WHAT YOU HAVE TO DO: In the material below, the lines containing the word "altro" are required; copy each of them.

Source data
>>>

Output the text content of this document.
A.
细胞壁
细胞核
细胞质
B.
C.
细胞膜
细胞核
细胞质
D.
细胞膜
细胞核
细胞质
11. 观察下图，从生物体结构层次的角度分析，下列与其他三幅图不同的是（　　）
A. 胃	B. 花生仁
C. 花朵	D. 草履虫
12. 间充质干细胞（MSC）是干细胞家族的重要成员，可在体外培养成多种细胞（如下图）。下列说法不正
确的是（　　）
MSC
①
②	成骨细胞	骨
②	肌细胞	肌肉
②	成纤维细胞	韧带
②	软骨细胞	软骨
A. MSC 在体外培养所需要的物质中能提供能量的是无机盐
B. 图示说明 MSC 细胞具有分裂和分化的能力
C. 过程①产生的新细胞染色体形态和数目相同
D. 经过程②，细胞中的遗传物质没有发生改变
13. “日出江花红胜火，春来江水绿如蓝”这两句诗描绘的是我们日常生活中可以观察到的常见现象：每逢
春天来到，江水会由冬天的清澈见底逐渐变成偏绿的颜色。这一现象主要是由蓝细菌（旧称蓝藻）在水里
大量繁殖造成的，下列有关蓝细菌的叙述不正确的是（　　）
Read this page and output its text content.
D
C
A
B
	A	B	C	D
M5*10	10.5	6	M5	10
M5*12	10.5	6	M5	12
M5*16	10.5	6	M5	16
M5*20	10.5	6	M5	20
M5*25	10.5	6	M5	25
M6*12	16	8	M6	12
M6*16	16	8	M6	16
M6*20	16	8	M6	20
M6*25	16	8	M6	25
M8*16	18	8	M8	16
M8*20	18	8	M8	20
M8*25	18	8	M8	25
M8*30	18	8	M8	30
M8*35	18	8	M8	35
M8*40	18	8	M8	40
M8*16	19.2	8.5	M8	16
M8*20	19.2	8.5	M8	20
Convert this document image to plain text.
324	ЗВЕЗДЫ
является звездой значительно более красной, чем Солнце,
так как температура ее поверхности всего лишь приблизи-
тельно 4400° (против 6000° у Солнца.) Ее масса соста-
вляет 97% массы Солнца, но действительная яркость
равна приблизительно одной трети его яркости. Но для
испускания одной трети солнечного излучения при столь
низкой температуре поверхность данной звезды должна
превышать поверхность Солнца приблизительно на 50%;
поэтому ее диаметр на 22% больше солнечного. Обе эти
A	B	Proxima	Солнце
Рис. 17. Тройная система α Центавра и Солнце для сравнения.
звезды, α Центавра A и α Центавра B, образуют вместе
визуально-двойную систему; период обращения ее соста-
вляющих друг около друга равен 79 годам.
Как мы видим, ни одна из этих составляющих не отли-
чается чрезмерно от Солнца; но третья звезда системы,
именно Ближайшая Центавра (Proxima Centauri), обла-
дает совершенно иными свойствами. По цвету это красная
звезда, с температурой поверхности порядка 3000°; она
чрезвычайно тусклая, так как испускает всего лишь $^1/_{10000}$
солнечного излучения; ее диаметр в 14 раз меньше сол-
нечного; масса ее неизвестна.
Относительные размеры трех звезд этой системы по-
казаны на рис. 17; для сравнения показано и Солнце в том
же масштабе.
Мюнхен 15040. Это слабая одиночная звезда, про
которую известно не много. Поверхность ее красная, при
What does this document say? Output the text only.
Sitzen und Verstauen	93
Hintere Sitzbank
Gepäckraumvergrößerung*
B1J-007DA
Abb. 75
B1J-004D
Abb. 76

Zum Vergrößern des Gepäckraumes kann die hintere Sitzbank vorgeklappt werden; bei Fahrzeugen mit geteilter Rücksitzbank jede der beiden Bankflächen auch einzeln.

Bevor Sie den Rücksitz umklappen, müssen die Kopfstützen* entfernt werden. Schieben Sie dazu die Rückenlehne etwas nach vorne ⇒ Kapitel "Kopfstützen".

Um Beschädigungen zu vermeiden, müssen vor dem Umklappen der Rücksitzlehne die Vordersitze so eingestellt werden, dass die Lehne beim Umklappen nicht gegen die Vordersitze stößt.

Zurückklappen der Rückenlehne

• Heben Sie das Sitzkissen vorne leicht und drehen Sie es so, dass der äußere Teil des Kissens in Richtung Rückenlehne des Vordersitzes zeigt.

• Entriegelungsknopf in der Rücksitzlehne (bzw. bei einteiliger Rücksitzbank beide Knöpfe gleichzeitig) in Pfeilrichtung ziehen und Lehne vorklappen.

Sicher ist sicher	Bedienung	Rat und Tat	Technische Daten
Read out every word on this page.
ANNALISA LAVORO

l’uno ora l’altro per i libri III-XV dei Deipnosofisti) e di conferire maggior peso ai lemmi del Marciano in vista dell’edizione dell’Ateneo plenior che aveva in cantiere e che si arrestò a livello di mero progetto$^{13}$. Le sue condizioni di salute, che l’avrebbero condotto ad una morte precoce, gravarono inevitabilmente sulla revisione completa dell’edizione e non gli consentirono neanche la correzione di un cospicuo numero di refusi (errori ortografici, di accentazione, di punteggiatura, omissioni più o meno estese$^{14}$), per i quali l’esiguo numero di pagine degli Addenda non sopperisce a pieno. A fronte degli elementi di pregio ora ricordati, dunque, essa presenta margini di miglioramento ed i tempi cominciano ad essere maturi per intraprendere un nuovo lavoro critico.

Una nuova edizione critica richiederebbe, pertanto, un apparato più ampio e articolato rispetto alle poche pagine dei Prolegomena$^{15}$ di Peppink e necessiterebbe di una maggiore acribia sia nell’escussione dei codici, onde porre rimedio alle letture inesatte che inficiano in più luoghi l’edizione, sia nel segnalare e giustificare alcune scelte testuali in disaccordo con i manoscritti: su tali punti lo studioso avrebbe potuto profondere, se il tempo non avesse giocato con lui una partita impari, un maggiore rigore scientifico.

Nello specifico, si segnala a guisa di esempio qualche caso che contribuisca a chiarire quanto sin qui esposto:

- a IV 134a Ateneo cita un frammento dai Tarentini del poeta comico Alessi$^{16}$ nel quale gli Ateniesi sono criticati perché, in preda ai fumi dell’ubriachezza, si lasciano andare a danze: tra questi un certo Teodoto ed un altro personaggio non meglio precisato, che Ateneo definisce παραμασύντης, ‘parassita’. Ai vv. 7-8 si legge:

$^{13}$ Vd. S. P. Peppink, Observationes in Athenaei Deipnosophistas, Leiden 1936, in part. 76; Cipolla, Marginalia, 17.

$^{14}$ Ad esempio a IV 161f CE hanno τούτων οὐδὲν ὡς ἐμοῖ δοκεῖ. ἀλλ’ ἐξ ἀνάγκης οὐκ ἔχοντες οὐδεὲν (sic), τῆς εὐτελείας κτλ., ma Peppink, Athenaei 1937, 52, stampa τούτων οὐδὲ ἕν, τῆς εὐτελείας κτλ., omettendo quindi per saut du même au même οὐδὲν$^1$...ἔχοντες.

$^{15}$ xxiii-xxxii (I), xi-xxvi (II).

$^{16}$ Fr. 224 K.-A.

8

<<<

SOLVED PROBLEM:
l’uno ora l’altro per i libri III-XV dei Deipnosofisti) e di conferire maggior peso ai lemmi del Marciano in vista dell’edizione dell’Ateneo plenior che aveva in cantiere e che si arrestò a livello di mero progetto$^{13}$. Le sue condizioni di salute, che l’avrebbero condotto ad una morte precoce, gravarono inevitabilmente sulla revisione completa dell’edizione e non gli consentirono neanche la correzione di un cospicuo numero di refusi (errori ortografici, di accentazione, di punteggiatura, omissioni più o meno estese$^{14}$), per i quali l’esiguo numero di pagine degli Addenda non sopperisce a pieno. A fronte degli elementi di pregio ora ricordati, dunque, essa presenta margini di miglioramento ed i tempi cominciano ad essere maturi per intraprendere un nuovo lavoro critico.
- a IV 134a Ateneo cita un frammento dai Tarentini del poeta comico Alessi$^{16}$ nel quale gli Ateniesi sono criticati perché, in preda ai fumi dell’ubriachezza, si lasciano andare a danze: tra questi un certo Teodoto ed un altro personaggio non meglio precisato, che Ateneo definisce παραμασύντης, ‘parassita’. Ai vv. 7-8 si legge:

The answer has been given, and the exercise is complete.